• What is needed:
Every line of the listing must be reproduced as it stands. Leave the images behind.

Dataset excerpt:
◆ ◆ ◆
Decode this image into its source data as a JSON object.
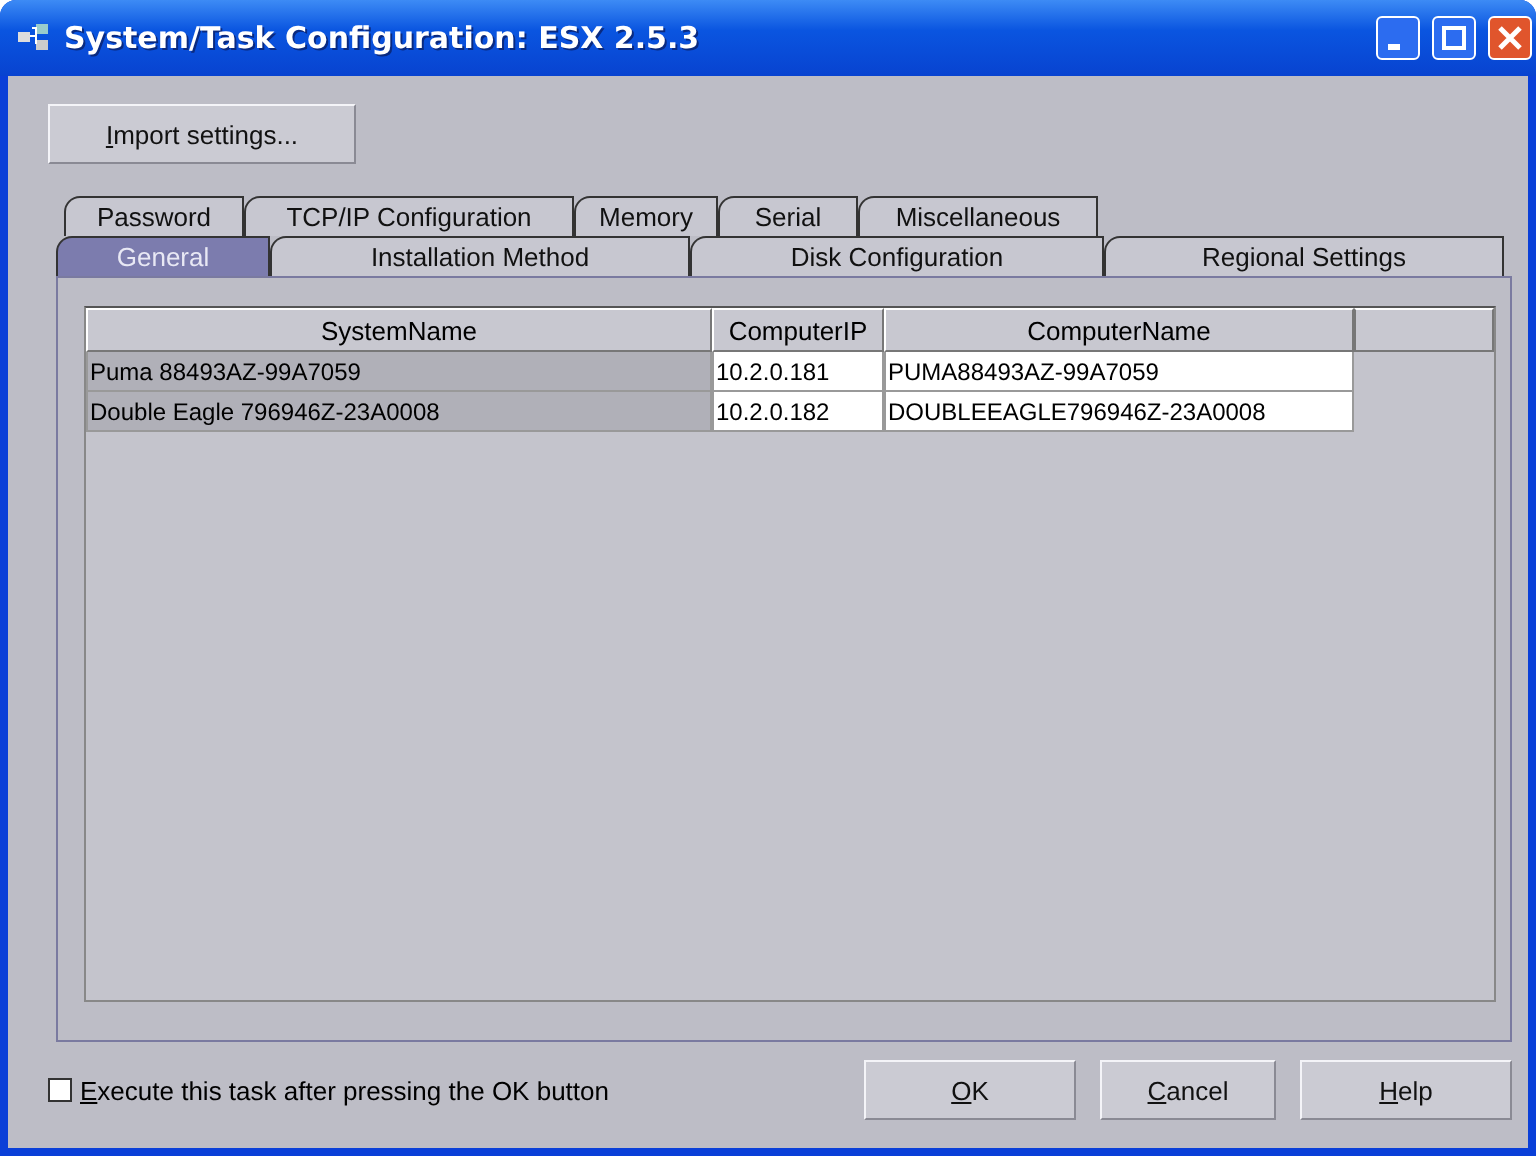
{
  "window": {
    "title": "System/Task Configuration: ESX 2.5.3"
  },
  "import_button": {
    "label": "Import settings..."
  },
  "tab_rows": [
    [
      {
        "label": "Password",
        "selected": false
      },
      {
        "label": "TCP/IP Configuration",
        "selected": false
      },
      {
        "label": "Memory",
        "selected": false
      },
      {
        "label": "Serial",
        "selected": false
      },
      {
        "label": "Miscellaneous",
        "selected": false
      }
    ],
    [
      {
        "label": "General",
        "selected": true
      },
      {
        "label": "Installation Method",
        "selected": false
      },
      {
        "label": "Disk Configuration",
        "selected": false
      },
      {
        "label": "Regional Settings",
        "selected": false
      }
    ]
  ],
  "table": {
    "columns": [
      {
        "label": "SystemName",
        "editable": false
      },
      {
        "label": "ComputerIP",
        "editable": true
      },
      {
        "label": "ComputerName",
        "editable": true
      }
    ],
    "rows": [
      [
        "Puma 88493AZ-99A7059",
        "10.2.0.181",
        "PUMA88493AZ-99A7059"
      ],
      [
        "Double Eagle 796946Z-23A0008",
        "10.2.0.182",
        "DOUBLEEAGLE796946Z-23A0008"
      ]
    ]
  },
  "execute_checkbox": {
    "label": "Execute this task after pressing the OK button",
    "checked": false
  },
  "buttons": [
    "OK",
    "Cancel",
    "Help"
  ]
}
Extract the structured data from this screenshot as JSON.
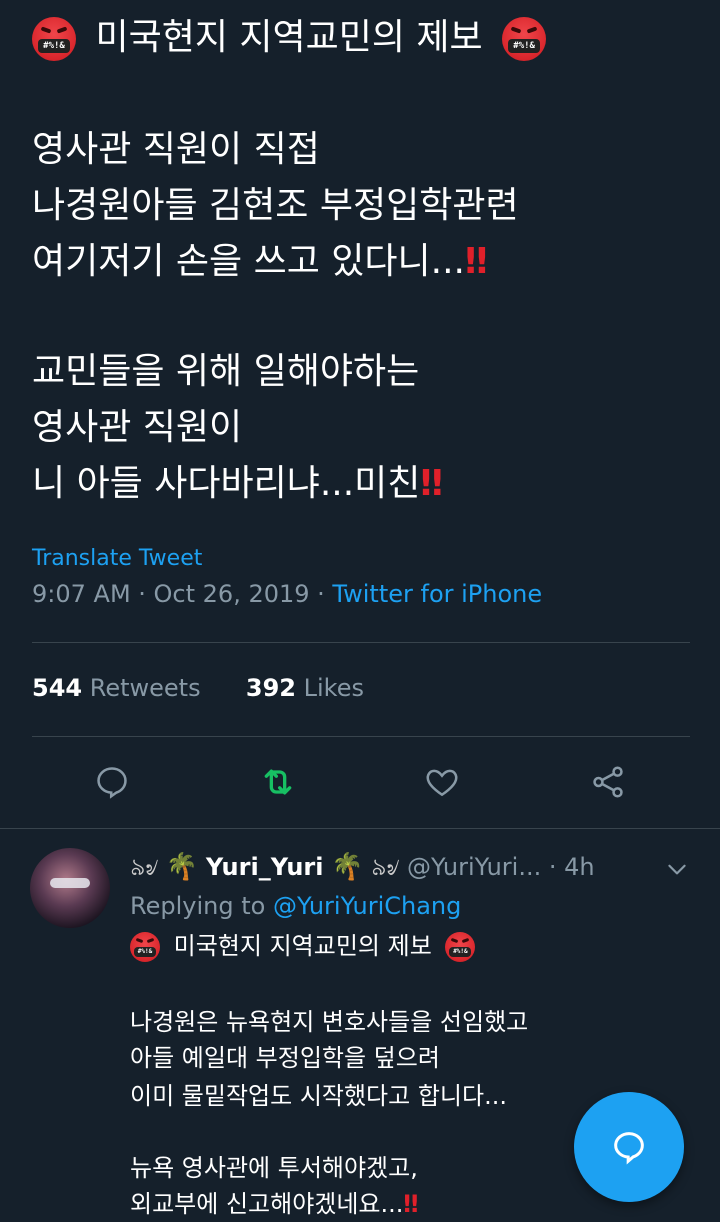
{
  "tweet": {
    "title": "미국현지 지역교민의 제보",
    "line1": "영사관 직원이 직접",
    "line2": "나경원아들 김현조 부정입학관련",
    "line3": "여기저기 손을 쓰고 있다니...",
    "line4": "교민들을 위해 일해야하는",
    "line5": "영사관 직원이",
    "line6": "니 아들 사다바리냐...미친",
    "emoji_text": "#%!&",
    "bang": "‼",
    "translate": "Translate Tweet",
    "time": "9:07 AM · Oct 26, 2019 · ",
    "source": "Twitter for iPhone"
  },
  "stats": {
    "retweets_count": "544",
    "retweets_label": "Retweets",
    "likes_count": "392",
    "likes_label": "Likes"
  },
  "actions": {
    "reply_icon": "reply-icon",
    "retweet_icon": "retweet-icon",
    "like_icon": "heart-icon",
    "share_icon": "share-icon"
  },
  "reply": {
    "deco_left": "৯৶",
    "palm": "🌴",
    "name": "Yuri_Yuri",
    "deco_right": "৯৶",
    "handle": "@YuriYuri...",
    "sep": " · ",
    "age": "4h",
    "replying_label": "Replying to ",
    "replying_to": "@YuriYuriChang",
    "title": "미국현지 지역교민의 제보",
    "line1": "나경원은 뉴욕현지 변호사들을 선임했고",
    "line2": "아들 예일대 부정입학을 덮으려",
    "line3": "이미 물밑작업도 시작했다고 합니다...",
    "line4": "뉴욕 영사관에 투서해야겠고,",
    "line5": "외교부에 신고해야겠네요..."
  },
  "colors": {
    "background": "#15202b",
    "accent": "#1da1f2",
    "retweet_green": "#17bf63",
    "muted": "#8899a6",
    "divider": "#38444d"
  }
}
◆ ◆ ◆
• Response:
Decode this image into its source data as a JSON object.
{
  "window": {
    "title": "System/Task Configuration: ESX 2.5.3"
  },
  "import_button": {
    "label": "Import settings..."
  },
  "tab_rows": [
    [
      {
        "label": "Password",
        "selected": false
      },
      {
        "label": "TCP/IP Configuration",
        "selected": false
      },
      {
        "label": "Memory",
        "selected": false
      },
      {
        "label": "Serial",
        "selected": false
      },
      {
        "label": "Miscellaneous",
        "selected": false
      }
    ],
    [
      {
        "label": "General",
        "selected": true
      },
      {
        "label": "Installation Method",
        "selected": false
      },
      {
        "label": "Disk Configuration",
        "selected": false
      },
      {
        "label": "Regional Settings",
        "selected": false
      }
    ]
  ],
  "table": {
    "columns": [
      {
        "label": "SystemName",
        "editable": false
      },
      {
        "label": "ComputerIP",
        "editable": true
      },
      {
        "label": "ComputerName",
        "editable": true
      }
    ],
    "rows": [
      [
        "Puma 88493AZ-99A7059",
        "10.2.0.181",
        "PUMA88493AZ-99A7059"
      ],
      [
        "Double Eagle 796946Z-23A0008",
        "10.2.0.182",
        "DOUBLEEAGLE796946Z-23A0008"
      ]
    ]
  },
  "execute_checkbox": {
    "label": "Execute this task after pressing the OK button",
    "checked": false
  },
  "buttons": [
    "OK",
    "Cancel",
    "Help"
  ]
}
Extract the structured data from this screenshot as JSON.
{
  "tweet": {
    "title": "미국현지 지역교민의 제보",
    "line1": "영사관 직원이 직접",
    "line2": "나경원아들 김현조 부정입학관련",
    "line3": "여기저기 손을 쓰고 있다니...",
    "line4": "교민들을 위해 일해야하는",
    "line5": "영사관 직원이",
    "line6": "니 아들 사다바리냐...미친",
    "emoji_text": "#%!&",
    "bang": "‼",
    "translate": "Translate Tweet",
    "time": "9:07 AM · Oct 26, 2019 · ",
    "source": "Twitter for iPhone"
  },
  "stats": {
    "retweets_count": "544",
    "retweets_label": "Retweets",
    "likes_count": "392",
    "likes_label": "Likes"
  },
  "actions": {
    "reply_icon": "reply-icon",
    "retweet_icon": "retweet-icon",
    "like_icon": "heart-icon",
    "share_icon": "share-icon"
  },
  "reply": {
    "deco_left": "৯৶",
    "palm": "🌴",
    "name": "Yuri_Yuri",
    "deco_right": "৯৶",
    "handle": "@YuriYuri...",
    "sep": " · ",
    "age": "4h",
    "replying_label": "Replying to ",
    "replying_to": "@YuriYuriChang",
    "title": "미국현지 지역교민의 제보",
    "line1": "나경원은 뉴욕현지 변호사들을 선임했고",
    "line2": "아들 예일대 부정입학을 덮으려",
    "line3": "이미 물밑작업도 시작했다고 합니다...",
    "line4": "뉴욕 영사관에 투서해야겠고,",
    "line5": "외교부에 신고해야겠네요..."
  },
  "colors": {
    "background": "#15202b",
    "accent": "#1da1f2",
    "retweet_green": "#17bf63",
    "muted": "#8899a6",
    "divider": "#38444d"
  }
}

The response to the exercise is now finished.